■ **STATED GOAL**: Write out the records that appear below, verbatim and complete, but without pictures.

■ **DATA FOR THE TASK**:
[Begin]

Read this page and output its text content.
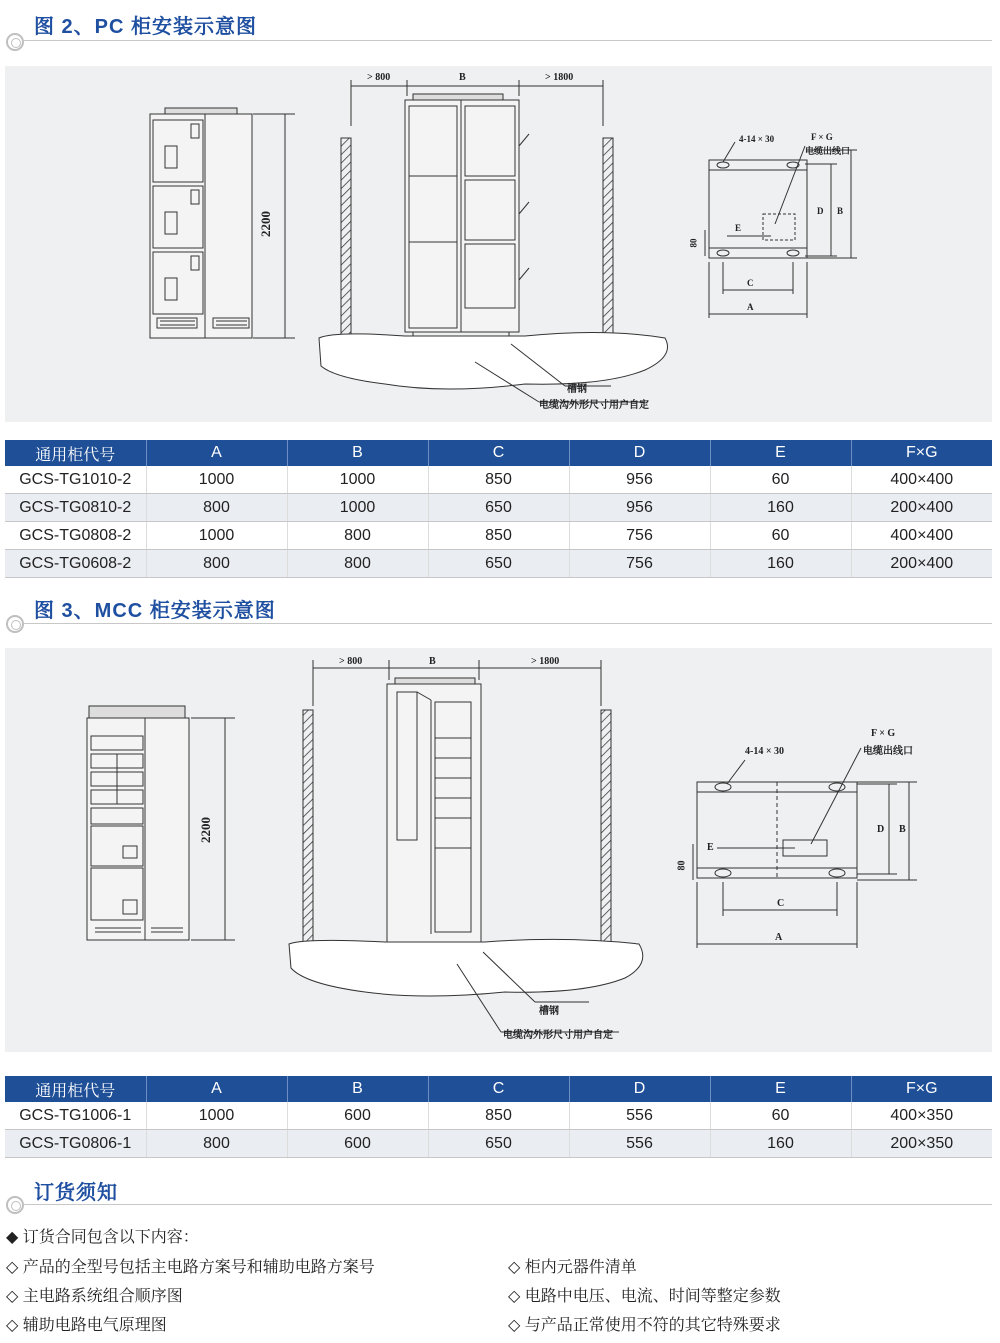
图 2、PC 柜安装示意图
> 800	B	> 1800
2200
槽钢
电缆沟外形尺寸用户自定
4-14 × 30	F × G
电缆出线口
A
C
D B
E
80
通用柜代号	A	B	C	D	E	F×G
GCS-TG1010-2	1000	1000	850	956	60	400×400
GCS-TG0810-2	800	1000	650	956	160	200×400
GCS-TG0808-2	1000	800	850	756	60	400×400
GCS-TG0608-2	800	800	650	756	160	200×400
图 3、MCC 柜安装示意图
> 800	B	> 1800
2200
槽钢
电缆沟外形尺寸用户自定
4-14 × 30
F × G
电缆出线口
A
C
D B
E
80
通用柜代号	A	B	C	D	E	F×G
GCS-TG1006-1	1000	600	850	556	60	400×350
GCS-TG0806-1	800	600	650	556	160	200×350
订货须知
◆ 订货合同包含以下内容：
◇ 产品的全型号包括主电路方案号和辅助电路方案号
◇ 主电路系统组合顺序图
◇ 辅助电路电气原理图
◇ 柜内元器件清单
◇ 电路中电压、电流、时间等整定参数
◇ 与产品正常使用不符的其它特殊要求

[End]

■ **WRITTEN RESPONSE**:
Read this page and output its text content.
图 2、PC 柜安装示意图
> 800	B	> 1800
2200
槽钢
电缆沟外形尺寸用户自定
4-14 × 30	F × G
电缆出线口
A
C
D B
E
80
通用柜代号	A	B	C	D	E	F×G
GCS-TG1010-2	1000	1000	850	956	60	400×400
GCS-TG0810-2	800	1000	650	956	160	200×400
GCS-TG0808-2	1000	800	850	756	60	400×400
GCS-TG0608-2	800	800	650	756	160	200×400
图 3、MCC 柜安装示意图
> 800	B	> 1800
2200
槽钢
电缆沟外形尺寸用户自定
4-14 × 30
F × G
电缆出线口
A
C
D B
E
80
通用柜代号	A	B	C	D	E	F×G
GCS-TG1006-1	1000	600	850	556	60	400×350
GCS-TG0806-1	800	600	650	556	160	200×350
订货须知
◆ 订货合同包含以下内容：
◇ 产品的全型号包括主电路方案号和辅助电路方案号
◇ 主电路系统组合顺序图
◇ 辅助电路电气原理图
◇ 柜内元器件清单
◇ 电路中电压、电流、时间等整定参数
◇ 与产品正常使用不符的其它特殊要求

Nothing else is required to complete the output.